Aim →
Write out all entries word for word.

[start of Working data]

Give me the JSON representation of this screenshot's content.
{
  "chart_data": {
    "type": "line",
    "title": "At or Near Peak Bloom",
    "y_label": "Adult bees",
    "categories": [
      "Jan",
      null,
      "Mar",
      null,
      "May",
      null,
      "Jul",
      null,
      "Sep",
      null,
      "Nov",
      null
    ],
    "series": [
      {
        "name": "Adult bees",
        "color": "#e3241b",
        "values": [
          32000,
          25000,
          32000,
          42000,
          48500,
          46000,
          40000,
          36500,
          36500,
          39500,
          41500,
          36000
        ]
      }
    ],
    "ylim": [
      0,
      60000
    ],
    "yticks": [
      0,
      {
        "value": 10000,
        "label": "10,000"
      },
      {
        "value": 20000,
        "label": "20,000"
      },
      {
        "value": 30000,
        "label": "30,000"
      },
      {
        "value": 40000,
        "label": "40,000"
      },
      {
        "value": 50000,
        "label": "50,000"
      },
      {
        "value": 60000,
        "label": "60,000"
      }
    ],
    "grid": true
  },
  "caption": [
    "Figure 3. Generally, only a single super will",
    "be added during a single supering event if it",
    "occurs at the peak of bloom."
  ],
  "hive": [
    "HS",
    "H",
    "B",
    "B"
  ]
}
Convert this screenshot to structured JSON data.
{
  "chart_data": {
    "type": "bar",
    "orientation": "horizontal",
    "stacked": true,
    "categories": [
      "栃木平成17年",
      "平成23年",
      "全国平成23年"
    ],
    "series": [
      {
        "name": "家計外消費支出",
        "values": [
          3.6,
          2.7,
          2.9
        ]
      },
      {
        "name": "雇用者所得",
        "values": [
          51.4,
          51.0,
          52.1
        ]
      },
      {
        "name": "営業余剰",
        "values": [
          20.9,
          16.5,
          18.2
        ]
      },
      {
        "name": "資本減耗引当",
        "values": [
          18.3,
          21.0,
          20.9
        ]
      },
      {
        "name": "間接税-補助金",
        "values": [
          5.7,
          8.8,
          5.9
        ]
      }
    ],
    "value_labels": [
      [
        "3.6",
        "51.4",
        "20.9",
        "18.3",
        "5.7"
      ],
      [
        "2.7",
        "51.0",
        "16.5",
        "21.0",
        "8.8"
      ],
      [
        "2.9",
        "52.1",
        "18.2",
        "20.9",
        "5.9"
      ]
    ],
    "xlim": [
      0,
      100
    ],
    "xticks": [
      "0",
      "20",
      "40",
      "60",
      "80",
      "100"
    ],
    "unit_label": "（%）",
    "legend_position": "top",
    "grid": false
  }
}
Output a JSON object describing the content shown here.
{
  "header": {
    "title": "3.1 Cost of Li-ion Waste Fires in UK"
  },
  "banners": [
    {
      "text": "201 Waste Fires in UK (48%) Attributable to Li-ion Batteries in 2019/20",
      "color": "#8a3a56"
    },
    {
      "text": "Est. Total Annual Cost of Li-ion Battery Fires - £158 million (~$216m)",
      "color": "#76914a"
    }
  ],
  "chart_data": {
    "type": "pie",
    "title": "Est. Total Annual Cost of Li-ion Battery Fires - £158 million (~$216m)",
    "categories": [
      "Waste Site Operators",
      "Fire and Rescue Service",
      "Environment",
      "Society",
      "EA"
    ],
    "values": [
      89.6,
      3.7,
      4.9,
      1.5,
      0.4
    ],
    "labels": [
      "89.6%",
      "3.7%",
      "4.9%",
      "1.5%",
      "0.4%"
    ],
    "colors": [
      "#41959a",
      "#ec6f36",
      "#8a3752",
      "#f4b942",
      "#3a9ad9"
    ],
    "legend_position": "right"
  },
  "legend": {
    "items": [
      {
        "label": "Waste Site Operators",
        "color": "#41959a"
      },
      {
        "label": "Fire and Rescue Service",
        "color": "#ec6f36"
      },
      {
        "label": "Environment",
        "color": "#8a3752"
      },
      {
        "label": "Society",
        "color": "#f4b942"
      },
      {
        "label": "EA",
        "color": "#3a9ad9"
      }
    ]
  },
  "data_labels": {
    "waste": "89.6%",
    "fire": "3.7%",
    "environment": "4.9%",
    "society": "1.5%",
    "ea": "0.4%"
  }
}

[end of Working data]

Result of the task →
Give me the JSON representation of this screenshot's content.
{
  "chart_data": {
    "type": "line",
    "title": "At or Near Peak Bloom",
    "y_label": "Adult bees",
    "categories": [
      "Jan",
      null,
      "Mar",
      null,
      "May",
      null,
      "Jul",
      null,
      "Sep",
      null,
      "Nov",
      null
    ],
    "series": [
      {
        "name": "Adult bees",
        "color": "#e3241b",
        "values": [
          32000,
          25000,
          32000,
          42000,
          48500,
          46000,
          40000,
          36500,
          36500,
          39500,
          41500,
          36000
        ]
      }
    ],
    "ylim": [
      0,
      60000
    ],
    "yticks": [
      0,
      {
        "value": 10000,
        "label": "10,000"
      },
      {
        "value": 20000,
        "label": "20,000"
      },
      {
        "value": 30000,
        "label": "30,000"
      },
      {
        "value": 40000,
        "label": "40,000"
      },
      {
        "value": 50000,
        "label": "50,000"
      },
      {
        "value": 60000,
        "label": "60,000"
      }
    ],
    "grid": true
  },
  "caption": [
    "Figure 3. Generally, only a single super will",
    "be added during a single supering event if it",
    "occurs at the peak of bloom."
  ],
  "hive": [
    "HS",
    "H",
    "B",
    "B"
  ]
}
Convert this screenshot to structured JSON data.
{
  "chart_data": {
    "type": "bar",
    "orientation": "horizontal",
    "stacked": true,
    "categories": [
      "栃木平成17年",
      "平成23年",
      "全国平成23年"
    ],
    "series": [
      {
        "name": "家計外消費支出",
        "values": [
          3.6,
          2.7,
          2.9
        ]
      },
      {
        "name": "雇用者所得",
        "values": [
          51.4,
          51.0,
          52.1
        ]
      },
      {
        "name": "営業余剰",
        "values": [
          20.9,
          16.5,
          18.2
        ]
      },
      {
        "name": "資本減耗引当",
        "values": [
          18.3,
          21.0,
          20.9
        ]
      },
      {
        "name": "間接税-補助金",
        "values": [
          5.7,
          8.8,
          5.9
        ]
      }
    ],
    "value_labels": [
      [
        "3.6",
        "51.4",
        "20.9",
        "18.3",
        "5.7"
      ],
      [
        "2.7",
        "51.0",
        "16.5",
        "21.0",
        "8.8"
      ],
      [
        "2.9",
        "52.1",
        "18.2",
        "20.9",
        "5.9"
      ]
    ],
    "xlim": [
      0,
      100
    ],
    "xticks": [
      "0",
      "20",
      "40",
      "60",
      "80",
      "100"
    ],
    "unit_label": "（%）",
    "legend_position": "top",
    "grid": false
  }
}
Output a JSON object describing the content shown here.
{
  "header": {
    "title": "3.1 Cost of Li-ion Waste Fires in UK"
  },
  "banners": [
    {
      "text": "201 Waste Fires in UK (48%) Attributable to Li-ion Batteries in 2019/20",
      "color": "#8a3a56"
    },
    {
      "text": "Est. Total Annual Cost of Li-ion Battery Fires - £158 million (~$216m)",
      "color": "#76914a"
    }
  ],
  "chart_data": {
    "type": "pie",
    "title": "Est. Total Annual Cost of Li-ion Battery Fires - £158 million (~$216m)",
    "categories": [
      "Waste Site Operators",
      "Fire and Rescue Service",
      "Environment",
      "Society",
      "EA"
    ],
    "values": [
      89.6,
      3.7,
      4.9,
      1.5,
      0.4
    ],
    "labels": [
      "89.6%",
      "3.7%",
      "4.9%",
      "1.5%",
      "0.4%"
    ],
    "colors": [
      "#41959a",
      "#ec6f36",
      "#8a3752",
      "#f4b942",
      "#3a9ad9"
    ],
    "legend_position": "right"
  },
  "legend": {
    "items": [
      {
        "label": "Waste Site Operators",
        "color": "#41959a"
      },
      {
        "label": "Fire and Rescue Service",
        "color": "#ec6f36"
      },
      {
        "label": "Environment",
        "color": "#8a3752"
      },
      {
        "label": "Society",
        "color": "#f4b942"
      },
      {
        "label": "EA",
        "color": "#3a9ad9"
      }
    ]
  },
  "data_labels": {
    "waste": "89.6%",
    "fire": "3.7%",
    "environment": "4.9%",
    "society": "1.5%",
    "ea": "0.4%"
  }
}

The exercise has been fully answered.